Rust Profiling with Instruments and FlameGraph on OSX: CPU/Time

UPDATE APRIL 2017

I just tried to follow my own directions and found out that Instruments no longer lets you export CSV data that the Time Profiler collects (I’m currently using Instruments Version 8.3 (8E162)). I’m leaving the rest of the post as-is in case it’s useful to anyone still on an older version of Instruments, but any point after the export won’t work, so no pretty flame graphs anymore :( There’s still analysis of performance you can do within Instruments.

Original Post

I recently decided I wanted to figure out a way to measure the performance of the Rust code I’ve been writing and see pretty graphs of what parts of the code were slower. There are a bunch of different ways to do this, and I was going to cover more than one of them, but I am le tired so I decided to post this after writing only about Instruments + FlameGraph.

My somewhat-arbitrary constraints used in picking this method of profiling and graphing:

Profile Rust programs’ time (I’d like to profile memory usage too, but that’ll be in another post)
In a way that produces graphs
On OSX (Linux has other, some may say better, options, but for getting a first look at the performance of my code at all, I don’t feel like booting a VM)

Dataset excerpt
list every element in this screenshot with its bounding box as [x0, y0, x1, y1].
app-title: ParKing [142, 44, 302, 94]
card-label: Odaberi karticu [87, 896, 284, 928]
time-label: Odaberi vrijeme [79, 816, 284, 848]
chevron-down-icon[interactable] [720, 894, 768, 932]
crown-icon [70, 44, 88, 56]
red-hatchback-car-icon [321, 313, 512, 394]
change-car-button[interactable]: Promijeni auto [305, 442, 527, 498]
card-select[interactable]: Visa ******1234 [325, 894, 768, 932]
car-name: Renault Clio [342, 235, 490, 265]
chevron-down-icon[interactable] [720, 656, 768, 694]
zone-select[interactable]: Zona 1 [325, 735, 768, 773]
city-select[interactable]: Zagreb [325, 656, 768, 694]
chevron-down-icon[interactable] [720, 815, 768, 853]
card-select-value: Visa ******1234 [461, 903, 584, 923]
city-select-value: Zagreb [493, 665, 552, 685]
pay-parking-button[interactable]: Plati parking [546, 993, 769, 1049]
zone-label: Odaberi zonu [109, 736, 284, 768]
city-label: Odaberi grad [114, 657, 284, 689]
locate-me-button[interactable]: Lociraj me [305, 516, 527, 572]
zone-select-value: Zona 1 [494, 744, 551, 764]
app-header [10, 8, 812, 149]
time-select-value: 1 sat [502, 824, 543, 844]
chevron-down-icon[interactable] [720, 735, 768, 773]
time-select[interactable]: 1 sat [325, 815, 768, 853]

## ACTIONS TO TAKE
• A. In the profiling post, which version of Instruments is the author using as of the April 2017 update?
• B. From the profiling post, extract the stretch from "Profile Rust programs’" through "booting a VM)".

## RESPONSES IN ORDER
• A. Instruments Version 8.3 (8E162).

• B.
Profile Rust programs’ time (I’d like to profile memory usage too, but that’ll be in another post)
In a way that produces graphs
On OSX (Linux has other, some may say better, options, but for getting a first look at the performance of my code at all, I don’t feel like booting a VM)